:: Task to carry out ::
Check each line of the records below and collect those holding "that".

--- Begin Extracted information ---

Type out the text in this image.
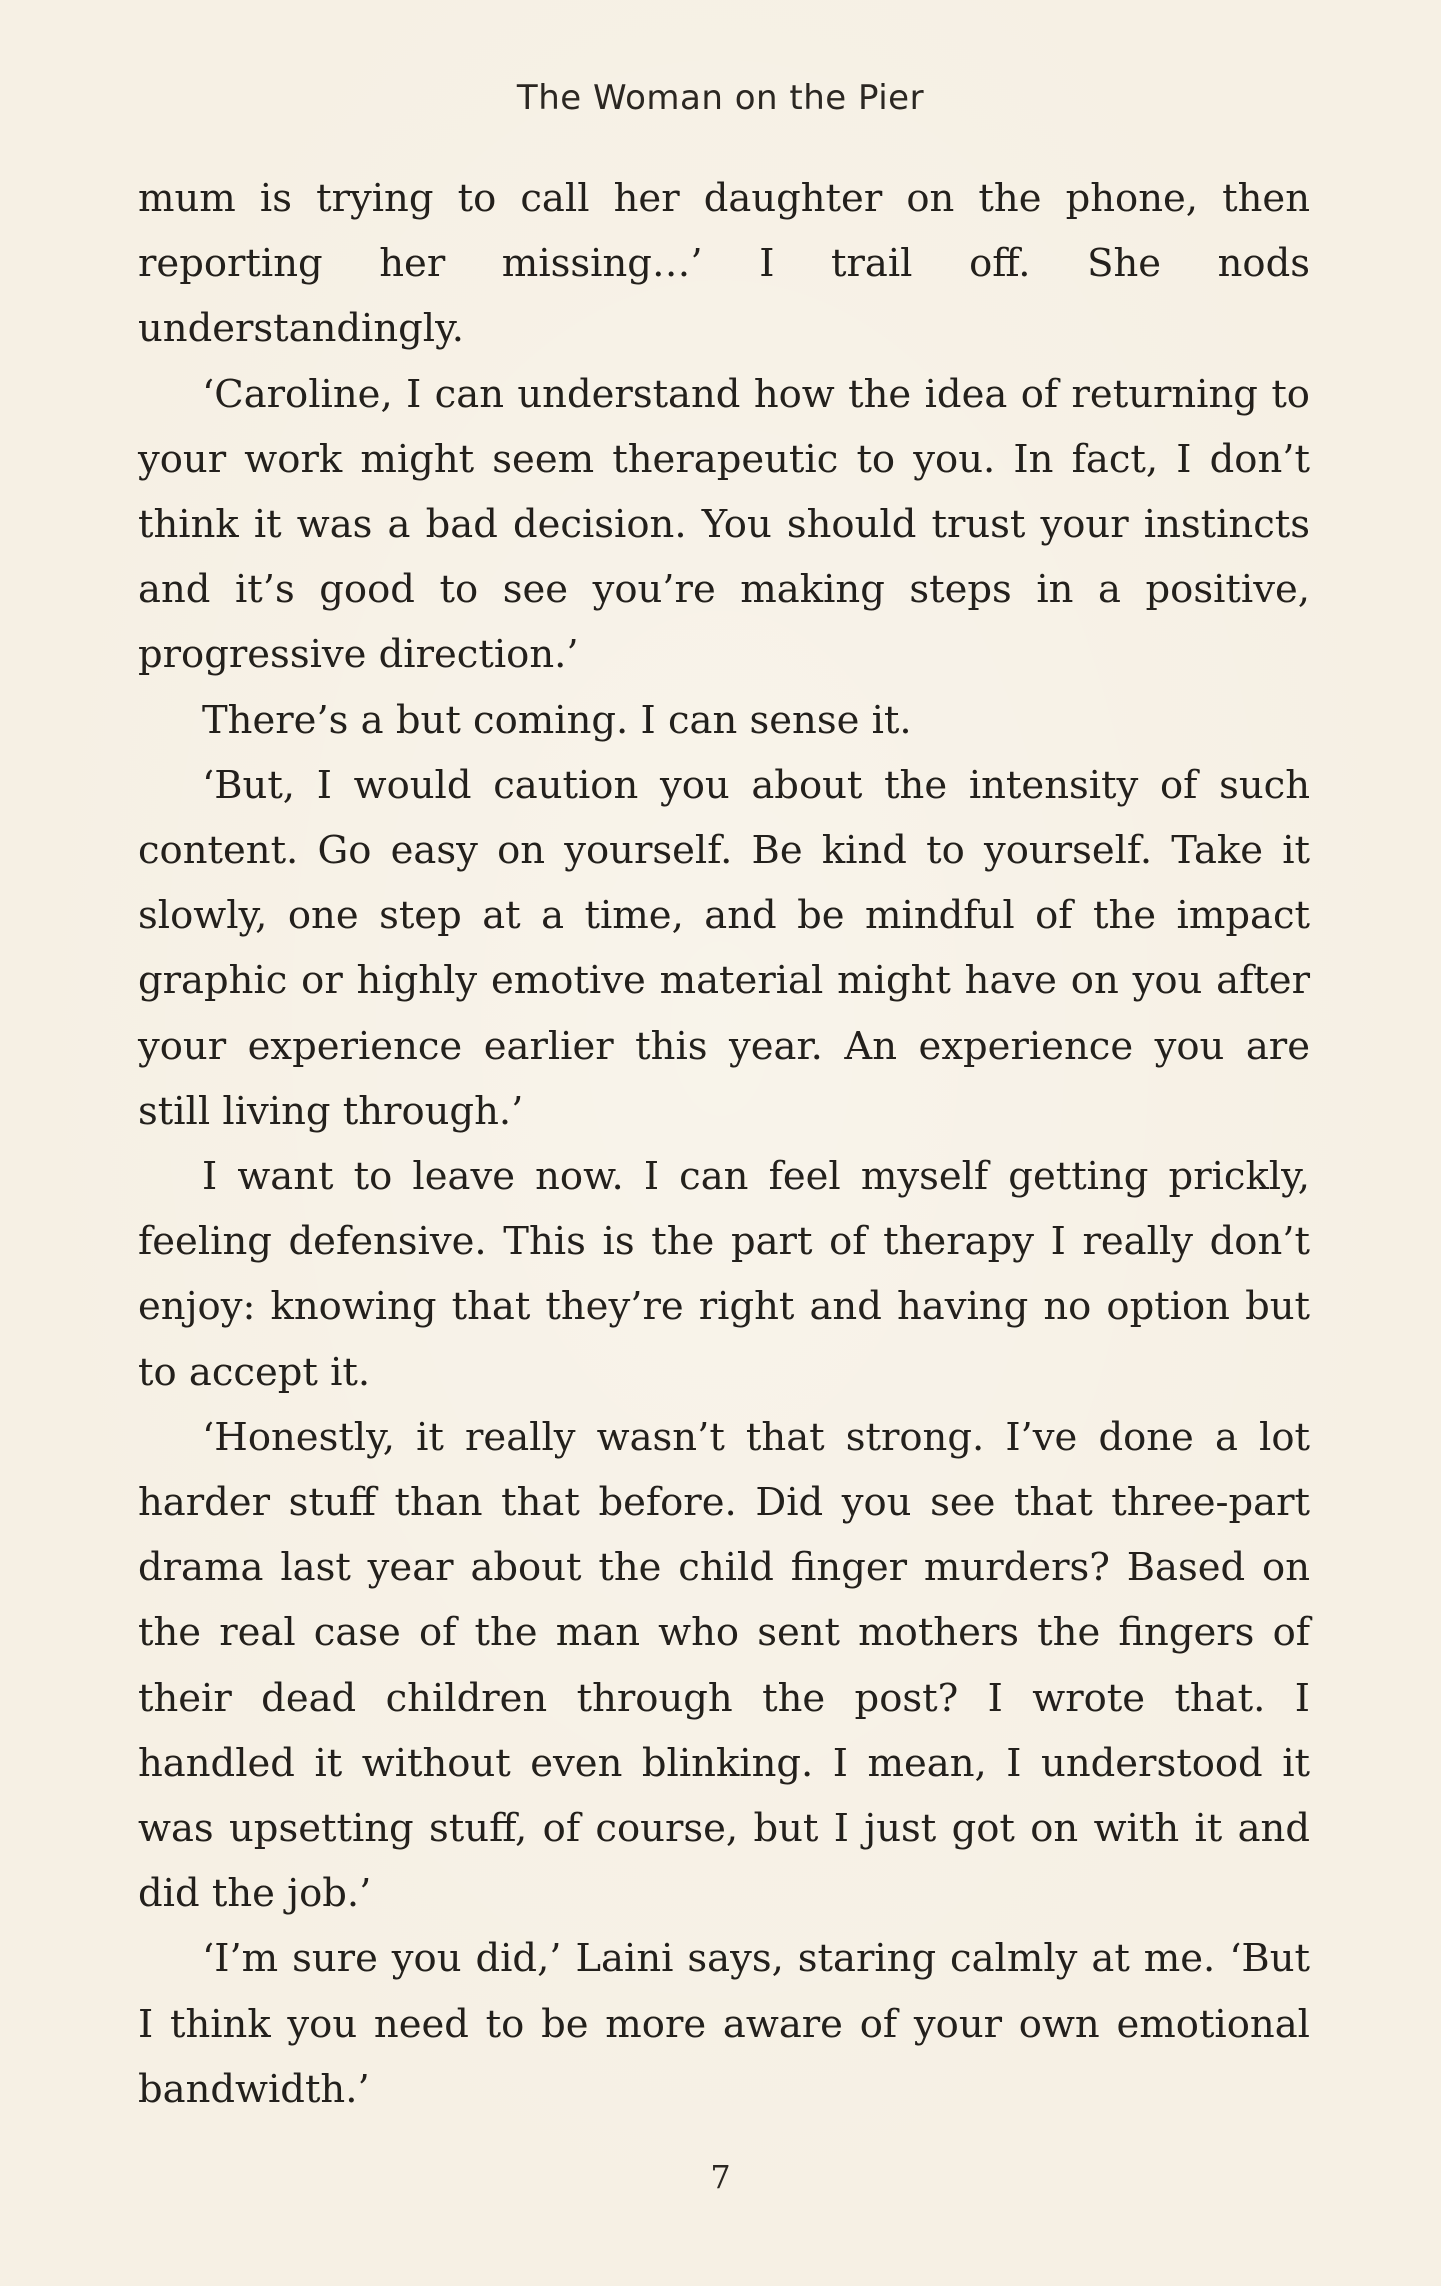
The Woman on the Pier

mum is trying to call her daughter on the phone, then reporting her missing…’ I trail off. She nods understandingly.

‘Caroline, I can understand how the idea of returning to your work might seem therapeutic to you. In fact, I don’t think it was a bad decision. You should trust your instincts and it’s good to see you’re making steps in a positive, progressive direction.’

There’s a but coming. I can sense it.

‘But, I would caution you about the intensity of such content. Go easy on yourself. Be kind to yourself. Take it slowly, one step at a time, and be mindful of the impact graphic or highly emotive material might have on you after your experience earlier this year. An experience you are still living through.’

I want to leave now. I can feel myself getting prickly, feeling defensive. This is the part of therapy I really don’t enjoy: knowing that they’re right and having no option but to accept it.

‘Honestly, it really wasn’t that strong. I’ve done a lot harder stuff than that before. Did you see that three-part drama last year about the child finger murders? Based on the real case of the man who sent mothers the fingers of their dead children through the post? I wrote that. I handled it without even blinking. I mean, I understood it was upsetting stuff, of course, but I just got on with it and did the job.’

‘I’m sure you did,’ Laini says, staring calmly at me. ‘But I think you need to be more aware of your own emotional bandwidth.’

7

--- End Extracted information ---
--- Begin Extracted information ---

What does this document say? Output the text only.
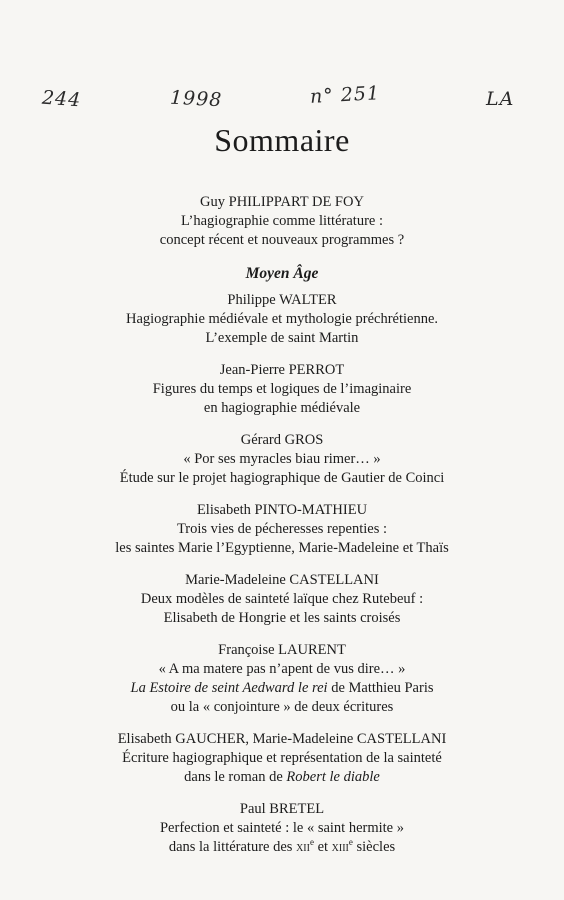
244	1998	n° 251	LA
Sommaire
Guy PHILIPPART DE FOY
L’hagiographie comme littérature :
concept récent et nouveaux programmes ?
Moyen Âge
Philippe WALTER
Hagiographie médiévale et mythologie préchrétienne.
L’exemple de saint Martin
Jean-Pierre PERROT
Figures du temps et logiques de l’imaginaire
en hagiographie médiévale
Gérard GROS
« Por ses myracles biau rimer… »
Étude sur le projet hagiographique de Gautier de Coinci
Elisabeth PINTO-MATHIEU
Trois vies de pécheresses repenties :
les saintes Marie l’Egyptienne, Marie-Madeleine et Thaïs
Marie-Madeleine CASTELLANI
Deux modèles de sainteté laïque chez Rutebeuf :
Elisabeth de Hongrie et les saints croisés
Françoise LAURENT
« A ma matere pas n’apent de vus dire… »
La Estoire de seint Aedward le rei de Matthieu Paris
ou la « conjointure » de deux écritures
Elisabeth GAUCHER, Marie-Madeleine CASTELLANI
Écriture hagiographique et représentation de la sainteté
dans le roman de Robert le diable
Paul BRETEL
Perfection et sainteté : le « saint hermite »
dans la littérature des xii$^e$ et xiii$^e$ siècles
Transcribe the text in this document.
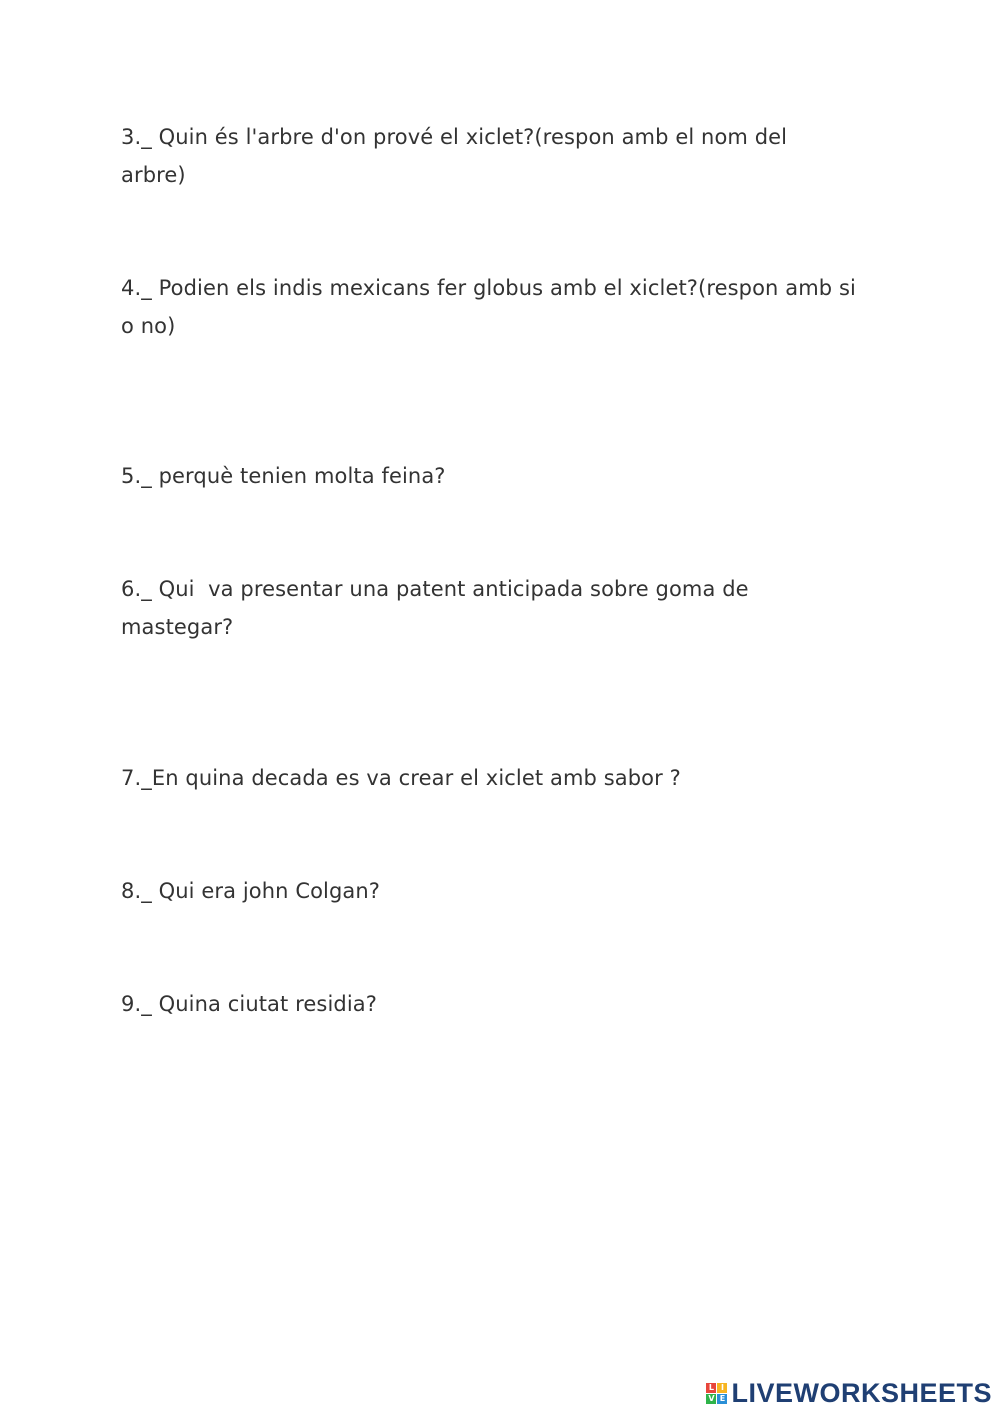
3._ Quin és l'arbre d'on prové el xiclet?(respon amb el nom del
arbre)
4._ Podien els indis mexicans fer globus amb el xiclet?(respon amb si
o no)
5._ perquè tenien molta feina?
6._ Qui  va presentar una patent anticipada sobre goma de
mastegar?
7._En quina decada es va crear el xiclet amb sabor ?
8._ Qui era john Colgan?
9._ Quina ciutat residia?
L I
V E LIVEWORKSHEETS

--- End Extracted information ---

:: Task answer ::
I want to leave now. I can feel myself getting prickly, feeling defensive. This is the part of therapy I really don’t enjoy: knowing that they’re right and having no option but to accept it.
‘Honestly, it really wasn’t that strong. I’ve done a lot harder stuff than that before. Did you see that three-part drama last year about the child finger murders? Based on the real case of the man who sent mothers the fingers of their dead children through the post? I wrote that. I handled it without even blinking. I mean, I understood it was upsetting stuff, of course, but I just got on with it and did the job.’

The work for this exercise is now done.